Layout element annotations
_____

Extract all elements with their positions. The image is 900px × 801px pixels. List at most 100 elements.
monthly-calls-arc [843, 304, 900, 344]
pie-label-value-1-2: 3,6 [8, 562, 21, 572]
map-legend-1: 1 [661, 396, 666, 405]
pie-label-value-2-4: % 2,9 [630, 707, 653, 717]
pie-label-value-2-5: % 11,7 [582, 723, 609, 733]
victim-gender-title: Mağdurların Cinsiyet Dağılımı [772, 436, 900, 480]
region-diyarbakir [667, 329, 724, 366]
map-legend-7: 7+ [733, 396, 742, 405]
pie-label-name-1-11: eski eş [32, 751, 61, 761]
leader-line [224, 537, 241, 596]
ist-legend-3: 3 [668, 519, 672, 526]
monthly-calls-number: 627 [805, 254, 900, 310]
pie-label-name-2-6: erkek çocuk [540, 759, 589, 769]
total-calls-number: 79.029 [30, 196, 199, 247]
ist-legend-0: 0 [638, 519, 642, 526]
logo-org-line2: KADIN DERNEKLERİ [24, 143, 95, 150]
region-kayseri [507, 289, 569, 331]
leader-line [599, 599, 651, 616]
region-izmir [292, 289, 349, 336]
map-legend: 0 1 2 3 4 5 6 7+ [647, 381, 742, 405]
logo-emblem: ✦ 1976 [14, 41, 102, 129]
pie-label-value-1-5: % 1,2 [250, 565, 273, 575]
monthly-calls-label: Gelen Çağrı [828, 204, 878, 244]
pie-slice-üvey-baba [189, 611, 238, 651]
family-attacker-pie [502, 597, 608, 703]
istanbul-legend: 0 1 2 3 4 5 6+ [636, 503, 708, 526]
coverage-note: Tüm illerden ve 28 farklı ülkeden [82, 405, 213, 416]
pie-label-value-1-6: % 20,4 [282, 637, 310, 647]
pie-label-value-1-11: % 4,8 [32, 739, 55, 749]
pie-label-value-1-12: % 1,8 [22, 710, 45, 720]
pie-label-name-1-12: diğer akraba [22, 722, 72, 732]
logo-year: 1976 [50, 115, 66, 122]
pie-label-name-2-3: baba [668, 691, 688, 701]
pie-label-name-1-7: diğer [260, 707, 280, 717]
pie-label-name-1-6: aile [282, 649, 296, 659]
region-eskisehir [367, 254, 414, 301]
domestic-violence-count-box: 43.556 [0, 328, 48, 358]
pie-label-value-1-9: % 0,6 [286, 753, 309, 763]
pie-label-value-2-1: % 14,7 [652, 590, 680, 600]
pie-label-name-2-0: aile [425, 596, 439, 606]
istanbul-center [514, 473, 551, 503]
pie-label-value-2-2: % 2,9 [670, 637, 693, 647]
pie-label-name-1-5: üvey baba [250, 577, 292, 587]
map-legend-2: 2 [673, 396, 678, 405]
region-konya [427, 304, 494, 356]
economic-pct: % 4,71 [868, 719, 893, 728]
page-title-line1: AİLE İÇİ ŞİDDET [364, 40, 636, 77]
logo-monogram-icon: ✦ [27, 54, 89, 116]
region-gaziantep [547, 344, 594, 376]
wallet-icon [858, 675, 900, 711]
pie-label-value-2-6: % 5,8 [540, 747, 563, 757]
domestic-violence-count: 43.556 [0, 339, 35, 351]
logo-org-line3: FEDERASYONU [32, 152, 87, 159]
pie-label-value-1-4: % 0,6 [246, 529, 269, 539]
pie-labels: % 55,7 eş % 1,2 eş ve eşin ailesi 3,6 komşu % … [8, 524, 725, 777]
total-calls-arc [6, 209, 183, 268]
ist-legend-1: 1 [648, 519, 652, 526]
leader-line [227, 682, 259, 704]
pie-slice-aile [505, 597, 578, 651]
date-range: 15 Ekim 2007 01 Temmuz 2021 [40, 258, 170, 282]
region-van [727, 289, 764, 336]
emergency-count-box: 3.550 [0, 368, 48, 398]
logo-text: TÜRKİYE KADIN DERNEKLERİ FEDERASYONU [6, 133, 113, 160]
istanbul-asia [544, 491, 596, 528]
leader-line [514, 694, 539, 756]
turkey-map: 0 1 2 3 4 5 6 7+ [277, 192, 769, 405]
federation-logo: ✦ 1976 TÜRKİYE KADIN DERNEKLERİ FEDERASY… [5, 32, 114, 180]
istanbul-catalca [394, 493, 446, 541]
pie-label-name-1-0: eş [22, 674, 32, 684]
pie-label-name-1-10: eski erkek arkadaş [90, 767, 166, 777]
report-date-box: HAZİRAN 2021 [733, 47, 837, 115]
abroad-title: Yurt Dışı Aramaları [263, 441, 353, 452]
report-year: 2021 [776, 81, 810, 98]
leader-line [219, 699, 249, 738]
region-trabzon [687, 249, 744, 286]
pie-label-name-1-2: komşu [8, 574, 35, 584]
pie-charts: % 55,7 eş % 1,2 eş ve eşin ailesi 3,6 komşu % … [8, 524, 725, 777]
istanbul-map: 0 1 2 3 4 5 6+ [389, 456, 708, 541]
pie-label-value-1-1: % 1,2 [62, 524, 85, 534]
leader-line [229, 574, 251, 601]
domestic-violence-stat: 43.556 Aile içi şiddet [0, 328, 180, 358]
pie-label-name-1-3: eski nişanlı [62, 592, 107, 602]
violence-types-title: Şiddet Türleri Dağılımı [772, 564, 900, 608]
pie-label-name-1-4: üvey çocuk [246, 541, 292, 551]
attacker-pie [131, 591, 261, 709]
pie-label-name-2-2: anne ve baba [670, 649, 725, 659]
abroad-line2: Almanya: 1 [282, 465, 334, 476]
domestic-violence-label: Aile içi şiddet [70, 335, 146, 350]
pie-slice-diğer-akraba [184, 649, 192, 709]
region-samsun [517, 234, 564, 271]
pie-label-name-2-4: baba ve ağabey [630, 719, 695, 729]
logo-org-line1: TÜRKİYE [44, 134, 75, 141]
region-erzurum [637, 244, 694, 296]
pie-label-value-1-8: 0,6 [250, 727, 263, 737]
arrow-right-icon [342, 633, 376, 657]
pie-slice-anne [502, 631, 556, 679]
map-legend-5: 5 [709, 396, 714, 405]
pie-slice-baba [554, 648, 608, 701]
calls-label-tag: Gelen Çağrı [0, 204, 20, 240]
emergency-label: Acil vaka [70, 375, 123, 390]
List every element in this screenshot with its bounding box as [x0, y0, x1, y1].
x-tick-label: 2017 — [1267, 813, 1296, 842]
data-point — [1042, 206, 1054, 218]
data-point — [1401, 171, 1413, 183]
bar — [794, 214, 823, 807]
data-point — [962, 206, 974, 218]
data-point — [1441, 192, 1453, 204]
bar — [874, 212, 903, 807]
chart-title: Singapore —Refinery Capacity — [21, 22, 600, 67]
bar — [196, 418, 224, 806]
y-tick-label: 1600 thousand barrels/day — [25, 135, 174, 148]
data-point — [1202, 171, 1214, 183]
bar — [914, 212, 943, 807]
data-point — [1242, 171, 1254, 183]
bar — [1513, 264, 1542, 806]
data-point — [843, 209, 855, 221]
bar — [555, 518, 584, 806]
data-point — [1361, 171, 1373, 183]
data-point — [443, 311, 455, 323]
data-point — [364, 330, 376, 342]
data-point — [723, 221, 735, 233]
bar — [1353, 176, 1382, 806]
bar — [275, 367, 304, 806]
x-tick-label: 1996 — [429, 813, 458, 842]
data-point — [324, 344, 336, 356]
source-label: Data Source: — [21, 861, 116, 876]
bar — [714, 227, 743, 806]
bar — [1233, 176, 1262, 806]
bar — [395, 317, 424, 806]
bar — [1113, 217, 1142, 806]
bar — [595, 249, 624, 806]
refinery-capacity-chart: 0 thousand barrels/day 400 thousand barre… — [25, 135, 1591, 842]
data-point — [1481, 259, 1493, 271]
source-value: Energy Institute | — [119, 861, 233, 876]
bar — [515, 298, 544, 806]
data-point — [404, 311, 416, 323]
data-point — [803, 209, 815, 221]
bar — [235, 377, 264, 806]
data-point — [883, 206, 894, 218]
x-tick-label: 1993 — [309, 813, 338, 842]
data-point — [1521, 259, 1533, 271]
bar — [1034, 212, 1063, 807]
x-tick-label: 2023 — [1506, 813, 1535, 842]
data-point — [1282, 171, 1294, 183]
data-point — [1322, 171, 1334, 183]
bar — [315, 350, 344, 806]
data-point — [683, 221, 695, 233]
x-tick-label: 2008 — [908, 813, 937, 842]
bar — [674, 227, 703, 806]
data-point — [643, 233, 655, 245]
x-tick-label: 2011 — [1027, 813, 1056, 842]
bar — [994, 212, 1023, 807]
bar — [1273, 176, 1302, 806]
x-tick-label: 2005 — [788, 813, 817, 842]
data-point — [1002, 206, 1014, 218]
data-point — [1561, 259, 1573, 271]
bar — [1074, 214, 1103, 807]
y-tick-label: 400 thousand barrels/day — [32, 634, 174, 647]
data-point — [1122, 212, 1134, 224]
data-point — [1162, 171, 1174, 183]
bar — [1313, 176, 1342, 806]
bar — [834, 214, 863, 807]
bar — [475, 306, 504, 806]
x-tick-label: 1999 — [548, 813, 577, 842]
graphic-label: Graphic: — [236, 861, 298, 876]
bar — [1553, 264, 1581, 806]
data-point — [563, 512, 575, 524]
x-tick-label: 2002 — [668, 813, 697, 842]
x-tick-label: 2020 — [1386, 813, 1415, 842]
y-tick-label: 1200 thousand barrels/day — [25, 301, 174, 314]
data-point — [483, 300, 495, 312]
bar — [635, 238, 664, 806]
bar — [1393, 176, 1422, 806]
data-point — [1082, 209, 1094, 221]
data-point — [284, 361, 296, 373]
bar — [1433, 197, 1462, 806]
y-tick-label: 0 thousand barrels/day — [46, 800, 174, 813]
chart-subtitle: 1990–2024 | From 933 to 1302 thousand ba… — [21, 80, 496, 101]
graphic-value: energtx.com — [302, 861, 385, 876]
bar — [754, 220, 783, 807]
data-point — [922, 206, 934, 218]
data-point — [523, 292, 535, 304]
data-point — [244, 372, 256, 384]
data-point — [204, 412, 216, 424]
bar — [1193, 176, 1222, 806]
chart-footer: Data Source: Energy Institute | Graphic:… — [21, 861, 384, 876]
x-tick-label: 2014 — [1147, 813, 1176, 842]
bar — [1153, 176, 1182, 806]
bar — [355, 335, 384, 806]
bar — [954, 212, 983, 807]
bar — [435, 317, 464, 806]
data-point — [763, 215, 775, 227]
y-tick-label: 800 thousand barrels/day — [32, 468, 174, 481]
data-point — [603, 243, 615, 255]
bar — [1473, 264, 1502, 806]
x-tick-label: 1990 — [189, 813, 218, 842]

_____

Stated task ▸ Quote the records word for word, beginning at the very start and ending with the line that contains "ist-legend-3: 3 [668, 519, 672, 526]", including both ends.

Response to this exercise ▸
Extract all elements with their positions. The image is 900px × 801px pixels. List at most 100 elements.
monthly-calls-arc [843, 304, 900, 344]
pie-label-value-1-2: 3,6 [8, 562, 21, 572]
map-legend-1: 1 [661, 396, 666, 405]
pie-label-value-2-4: % 2,9 [630, 707, 653, 717]
pie-label-value-2-5: % 11,7 [582, 723, 609, 733]
victim-gender-title: Mağdurların Cinsiyet Dağılımı [772, 436, 900, 480]
region-diyarbakir [667, 329, 724, 366]
map-legend-7: 7+ [733, 396, 742, 405]
pie-label-name-1-11: eski eş [32, 751, 61, 761]
leader-line [224, 537, 241, 596]
ist-legend-3: 3 [668, 519, 672, 526]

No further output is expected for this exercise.